(Work required)
Report the count of lines that carry the string "الأستاذ", and add nothing.

(Record excerpts)
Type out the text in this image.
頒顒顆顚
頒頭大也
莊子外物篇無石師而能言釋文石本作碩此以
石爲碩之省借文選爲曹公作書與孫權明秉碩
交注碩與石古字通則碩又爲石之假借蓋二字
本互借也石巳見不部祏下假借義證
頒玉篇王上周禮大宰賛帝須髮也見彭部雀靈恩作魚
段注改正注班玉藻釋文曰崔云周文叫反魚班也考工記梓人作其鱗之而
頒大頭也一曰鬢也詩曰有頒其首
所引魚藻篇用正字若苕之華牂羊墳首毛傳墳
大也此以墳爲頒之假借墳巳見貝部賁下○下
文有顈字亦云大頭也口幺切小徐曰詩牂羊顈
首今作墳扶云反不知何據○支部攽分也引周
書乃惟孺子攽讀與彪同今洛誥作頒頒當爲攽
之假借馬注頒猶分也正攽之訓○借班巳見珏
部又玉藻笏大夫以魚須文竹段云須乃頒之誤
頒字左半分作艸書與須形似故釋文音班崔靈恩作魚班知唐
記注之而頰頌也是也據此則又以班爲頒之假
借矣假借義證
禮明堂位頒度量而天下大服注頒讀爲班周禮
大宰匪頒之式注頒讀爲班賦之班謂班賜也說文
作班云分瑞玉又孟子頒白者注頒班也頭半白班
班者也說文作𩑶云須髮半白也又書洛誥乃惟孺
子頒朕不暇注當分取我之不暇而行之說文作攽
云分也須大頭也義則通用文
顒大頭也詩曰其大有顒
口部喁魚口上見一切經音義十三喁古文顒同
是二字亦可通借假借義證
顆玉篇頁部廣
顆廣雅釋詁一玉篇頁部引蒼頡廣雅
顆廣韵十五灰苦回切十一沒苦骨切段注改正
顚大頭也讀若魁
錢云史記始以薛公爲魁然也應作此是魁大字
* * *
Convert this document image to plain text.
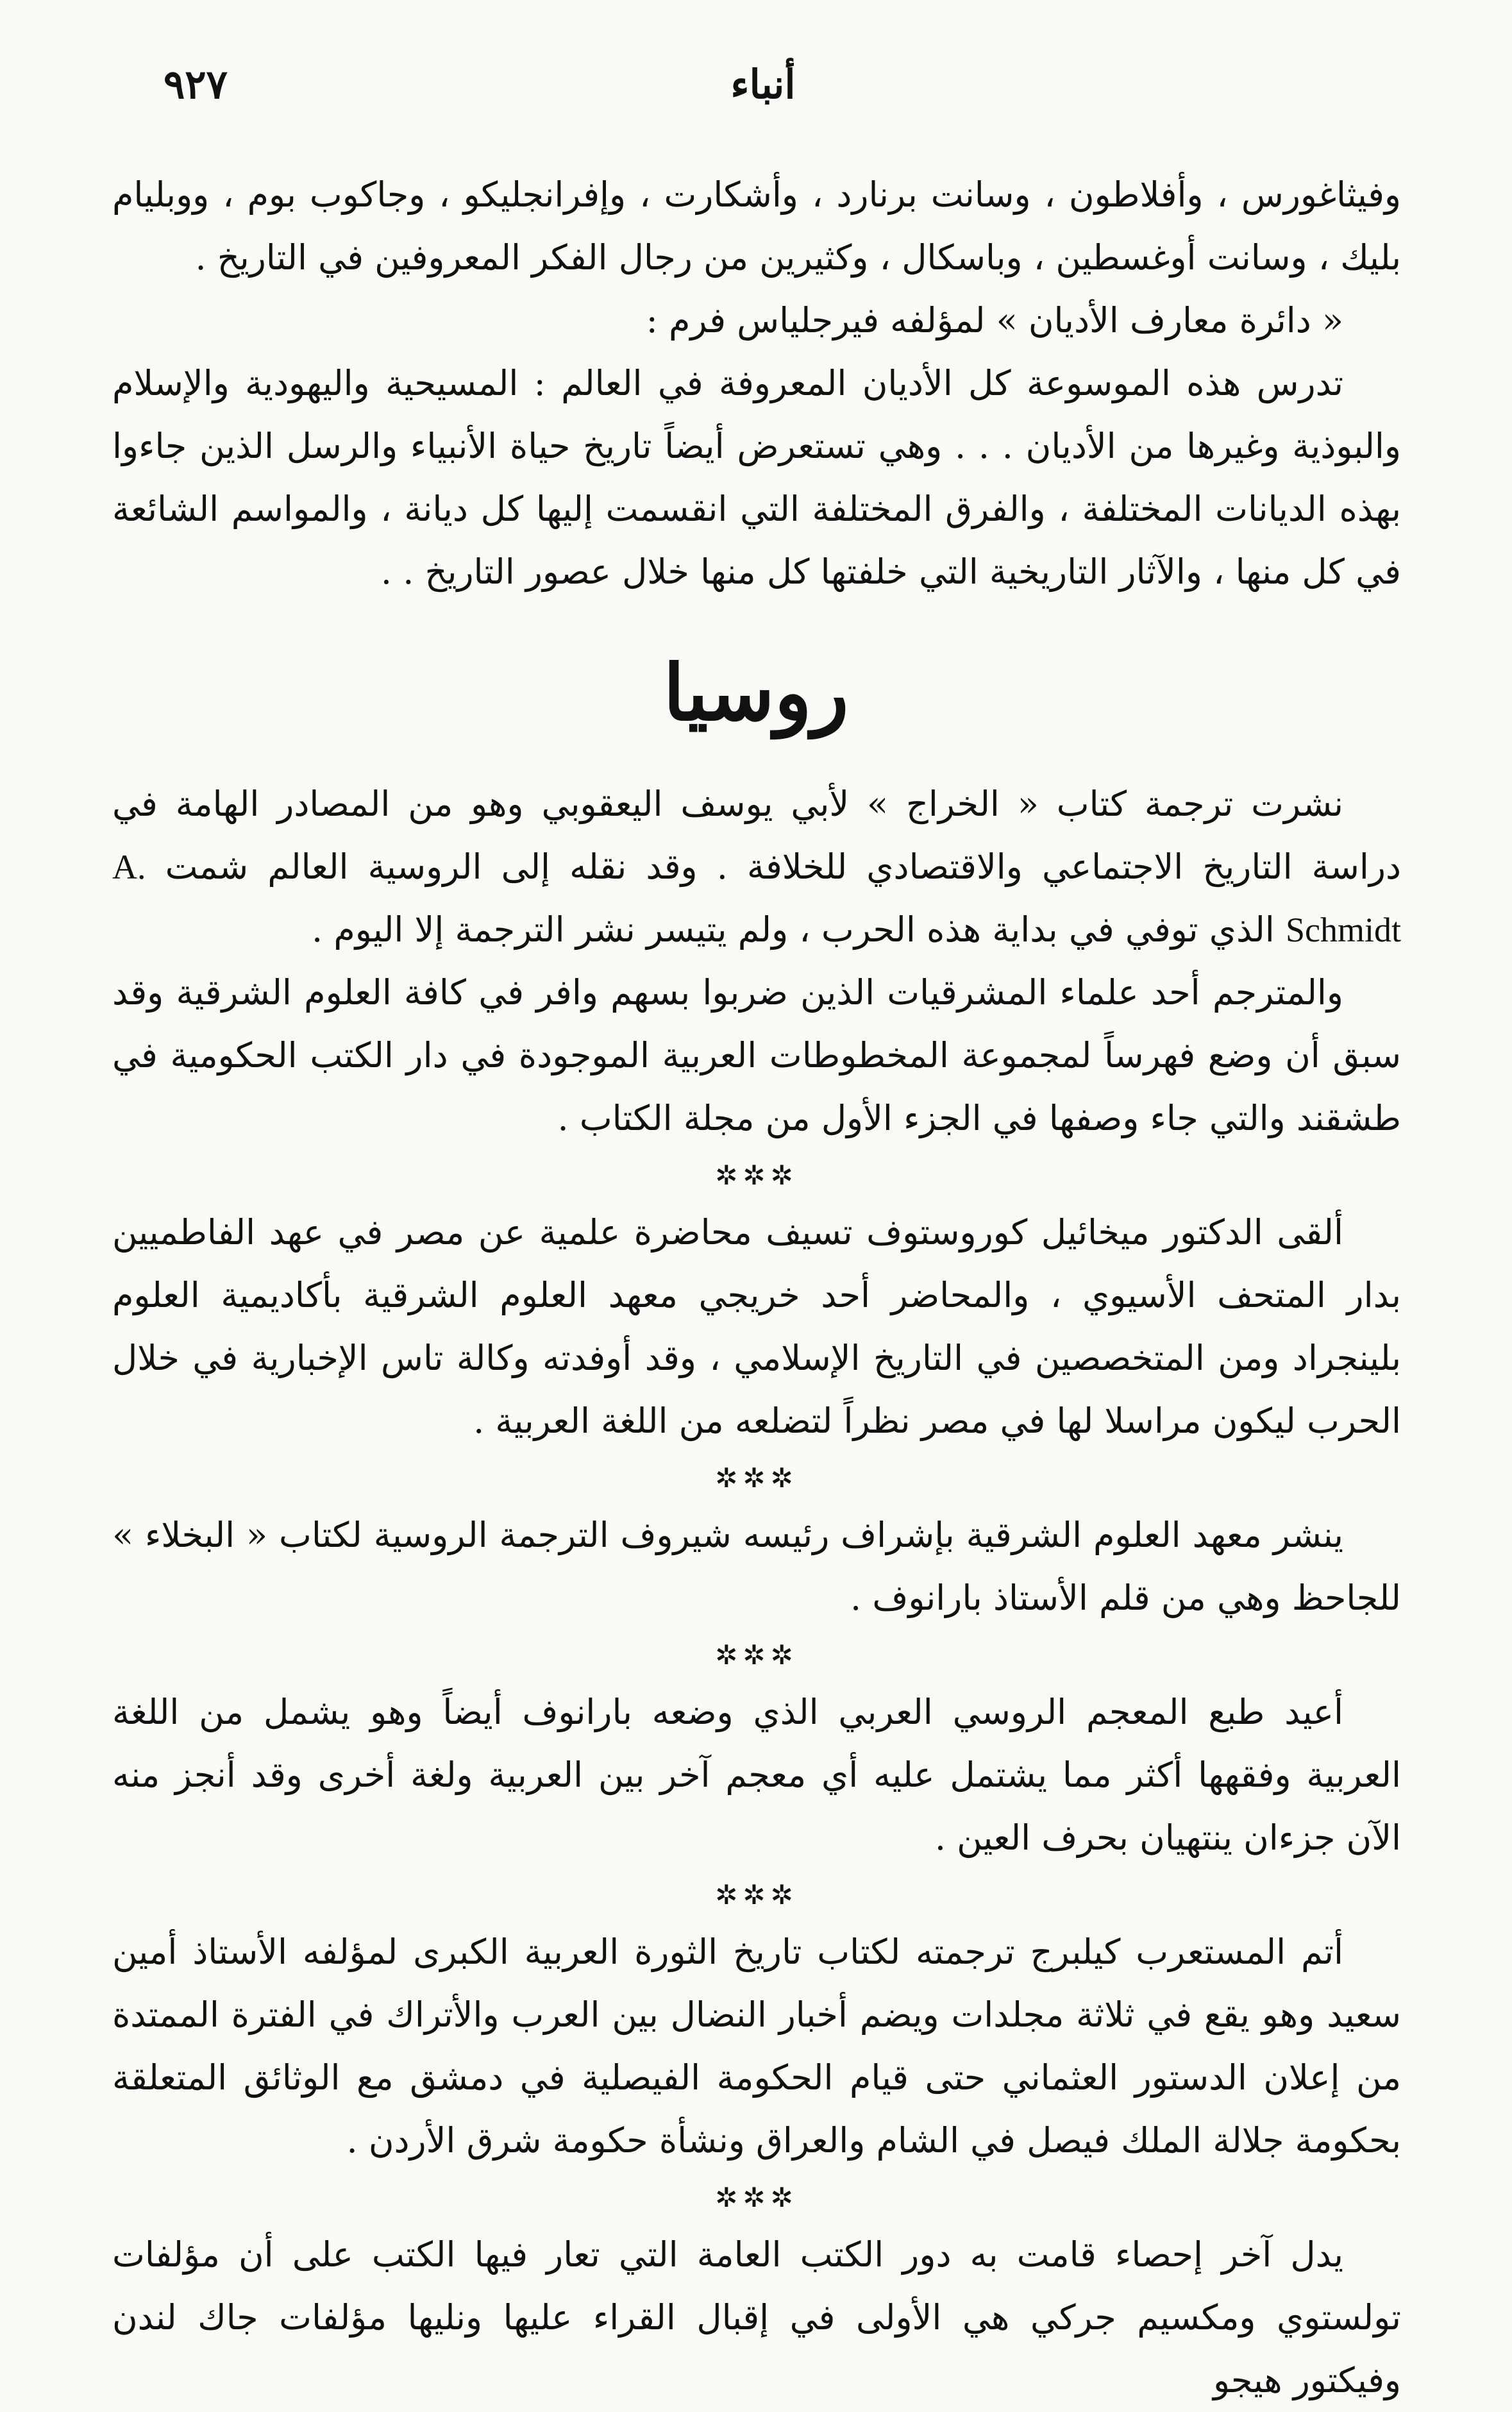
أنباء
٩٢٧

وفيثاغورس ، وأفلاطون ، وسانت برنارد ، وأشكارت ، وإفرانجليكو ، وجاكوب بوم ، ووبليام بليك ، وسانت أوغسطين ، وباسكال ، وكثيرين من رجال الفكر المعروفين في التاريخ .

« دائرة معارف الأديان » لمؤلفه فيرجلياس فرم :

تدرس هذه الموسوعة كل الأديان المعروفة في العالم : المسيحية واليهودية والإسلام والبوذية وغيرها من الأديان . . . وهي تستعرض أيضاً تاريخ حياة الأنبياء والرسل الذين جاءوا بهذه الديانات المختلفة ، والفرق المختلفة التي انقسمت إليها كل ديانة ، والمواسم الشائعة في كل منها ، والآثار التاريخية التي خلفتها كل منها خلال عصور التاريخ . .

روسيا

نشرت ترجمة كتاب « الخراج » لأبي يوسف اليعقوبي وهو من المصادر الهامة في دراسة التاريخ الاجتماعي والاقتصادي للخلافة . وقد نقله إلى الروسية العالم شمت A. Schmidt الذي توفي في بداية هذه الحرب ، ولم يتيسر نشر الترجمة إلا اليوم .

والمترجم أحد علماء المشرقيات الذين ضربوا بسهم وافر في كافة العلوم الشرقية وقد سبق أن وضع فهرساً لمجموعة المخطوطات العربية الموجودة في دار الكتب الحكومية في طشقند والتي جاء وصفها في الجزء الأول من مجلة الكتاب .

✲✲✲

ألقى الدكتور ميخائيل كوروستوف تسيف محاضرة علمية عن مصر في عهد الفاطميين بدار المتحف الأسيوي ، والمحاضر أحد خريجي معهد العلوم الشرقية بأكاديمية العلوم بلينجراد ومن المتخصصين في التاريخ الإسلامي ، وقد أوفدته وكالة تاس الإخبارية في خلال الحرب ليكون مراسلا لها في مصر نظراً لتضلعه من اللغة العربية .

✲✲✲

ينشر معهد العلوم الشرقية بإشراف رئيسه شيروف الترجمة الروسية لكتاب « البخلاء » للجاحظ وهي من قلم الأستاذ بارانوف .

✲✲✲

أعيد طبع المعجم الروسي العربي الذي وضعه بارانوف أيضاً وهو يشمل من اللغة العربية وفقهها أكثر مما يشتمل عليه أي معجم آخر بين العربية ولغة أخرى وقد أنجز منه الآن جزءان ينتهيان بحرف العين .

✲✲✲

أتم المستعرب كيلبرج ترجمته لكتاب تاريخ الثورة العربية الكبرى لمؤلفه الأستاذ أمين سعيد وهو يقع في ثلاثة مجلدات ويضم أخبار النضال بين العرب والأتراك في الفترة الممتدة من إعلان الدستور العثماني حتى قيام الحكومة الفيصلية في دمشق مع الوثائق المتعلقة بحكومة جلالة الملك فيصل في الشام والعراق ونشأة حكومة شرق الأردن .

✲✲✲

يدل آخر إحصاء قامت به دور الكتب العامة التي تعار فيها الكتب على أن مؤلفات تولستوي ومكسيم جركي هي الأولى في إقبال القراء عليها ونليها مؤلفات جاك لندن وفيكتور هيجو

(Finished task)
2